DIRECTION: From the entries below, copy every line where the string "painful" appears.

RECORDS SHOWN:

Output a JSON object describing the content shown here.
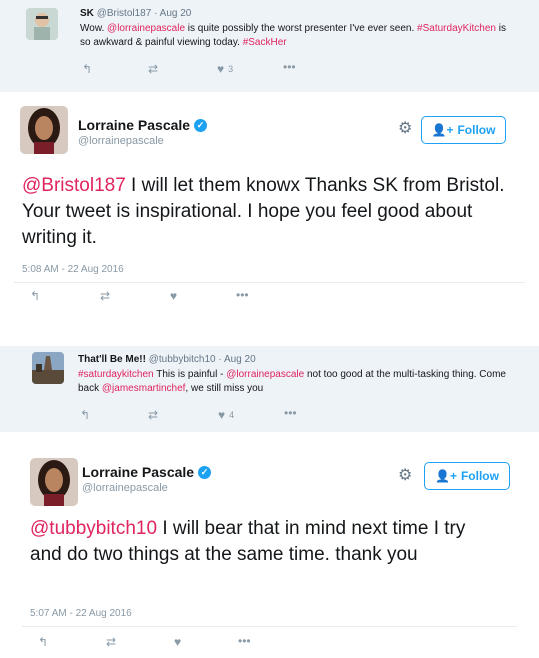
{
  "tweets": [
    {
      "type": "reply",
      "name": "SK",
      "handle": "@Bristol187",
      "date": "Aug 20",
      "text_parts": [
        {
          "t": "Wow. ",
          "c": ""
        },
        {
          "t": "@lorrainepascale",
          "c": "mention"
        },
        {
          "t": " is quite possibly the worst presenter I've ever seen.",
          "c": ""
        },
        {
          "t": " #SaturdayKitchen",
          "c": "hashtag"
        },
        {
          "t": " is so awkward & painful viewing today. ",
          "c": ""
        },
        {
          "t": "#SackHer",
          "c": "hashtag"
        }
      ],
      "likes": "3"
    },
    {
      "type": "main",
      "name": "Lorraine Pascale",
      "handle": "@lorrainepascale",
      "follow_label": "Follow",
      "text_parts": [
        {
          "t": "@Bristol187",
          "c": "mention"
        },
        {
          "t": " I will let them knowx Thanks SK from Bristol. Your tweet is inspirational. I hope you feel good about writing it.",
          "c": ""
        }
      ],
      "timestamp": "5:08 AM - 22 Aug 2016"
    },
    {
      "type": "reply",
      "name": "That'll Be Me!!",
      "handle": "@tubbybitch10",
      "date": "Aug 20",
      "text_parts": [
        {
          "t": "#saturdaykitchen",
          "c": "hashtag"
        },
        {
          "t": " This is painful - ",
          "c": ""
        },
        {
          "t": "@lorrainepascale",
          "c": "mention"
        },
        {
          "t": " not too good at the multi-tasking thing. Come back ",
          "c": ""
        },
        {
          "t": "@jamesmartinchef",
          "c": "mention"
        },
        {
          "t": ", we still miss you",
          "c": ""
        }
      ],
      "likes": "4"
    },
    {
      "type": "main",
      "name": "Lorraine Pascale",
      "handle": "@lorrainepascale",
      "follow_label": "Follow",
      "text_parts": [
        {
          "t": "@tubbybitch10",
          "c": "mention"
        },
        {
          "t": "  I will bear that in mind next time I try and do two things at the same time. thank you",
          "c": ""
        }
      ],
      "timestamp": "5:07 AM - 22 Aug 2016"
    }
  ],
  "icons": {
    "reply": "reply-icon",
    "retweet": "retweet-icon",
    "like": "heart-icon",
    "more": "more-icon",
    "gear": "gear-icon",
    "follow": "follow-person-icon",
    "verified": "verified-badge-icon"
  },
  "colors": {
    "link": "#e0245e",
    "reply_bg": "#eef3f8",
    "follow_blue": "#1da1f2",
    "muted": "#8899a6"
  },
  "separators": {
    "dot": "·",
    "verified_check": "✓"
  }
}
* * *
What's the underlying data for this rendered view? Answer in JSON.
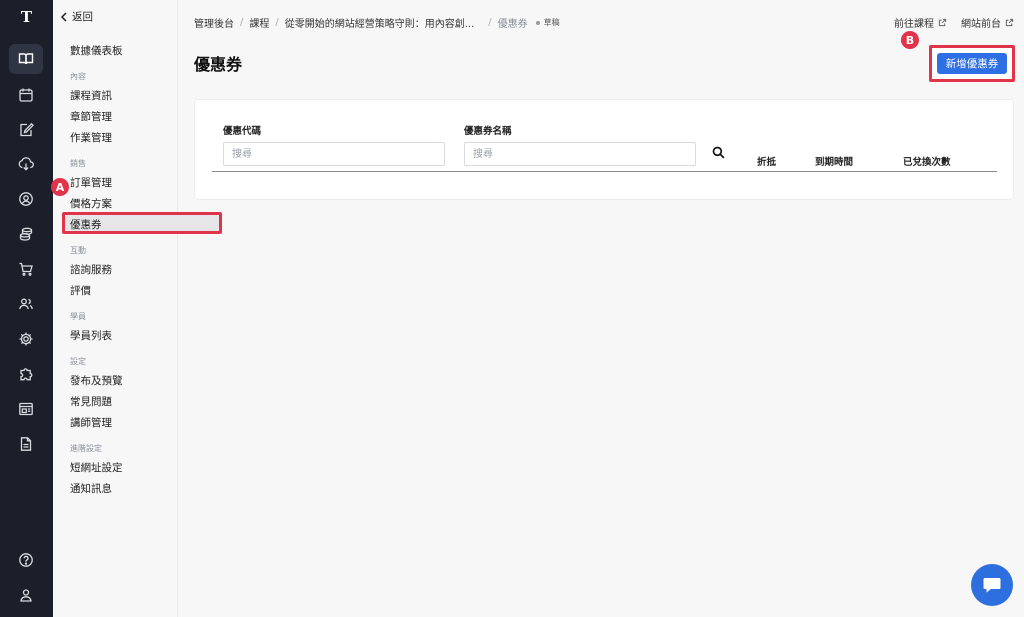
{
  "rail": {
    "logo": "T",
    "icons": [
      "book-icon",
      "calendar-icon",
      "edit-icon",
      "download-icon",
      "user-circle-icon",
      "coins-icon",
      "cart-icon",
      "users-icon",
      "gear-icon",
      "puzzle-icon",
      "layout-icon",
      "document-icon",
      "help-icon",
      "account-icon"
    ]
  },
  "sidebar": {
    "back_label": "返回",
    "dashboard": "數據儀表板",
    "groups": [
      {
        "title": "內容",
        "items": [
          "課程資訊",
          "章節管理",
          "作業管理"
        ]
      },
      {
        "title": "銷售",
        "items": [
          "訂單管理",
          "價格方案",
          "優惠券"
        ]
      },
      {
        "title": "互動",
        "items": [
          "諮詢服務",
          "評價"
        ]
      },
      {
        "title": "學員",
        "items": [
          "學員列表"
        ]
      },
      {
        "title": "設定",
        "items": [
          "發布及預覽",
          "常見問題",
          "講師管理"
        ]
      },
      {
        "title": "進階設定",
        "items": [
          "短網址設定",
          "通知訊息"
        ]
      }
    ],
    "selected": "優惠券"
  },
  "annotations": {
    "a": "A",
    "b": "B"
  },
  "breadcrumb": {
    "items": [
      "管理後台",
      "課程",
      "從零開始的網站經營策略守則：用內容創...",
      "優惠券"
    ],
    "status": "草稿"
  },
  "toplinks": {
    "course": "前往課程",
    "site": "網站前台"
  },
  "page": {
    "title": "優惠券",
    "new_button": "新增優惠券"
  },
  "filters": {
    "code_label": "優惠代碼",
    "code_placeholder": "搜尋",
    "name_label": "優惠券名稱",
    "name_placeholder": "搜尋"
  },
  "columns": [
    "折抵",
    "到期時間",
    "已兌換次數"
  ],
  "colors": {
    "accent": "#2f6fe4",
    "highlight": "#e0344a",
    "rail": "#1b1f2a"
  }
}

RESULT OF THE EXERCISE:
          "t": " is so awkward & painful viewing today. ",
          "t": " This is painful - ",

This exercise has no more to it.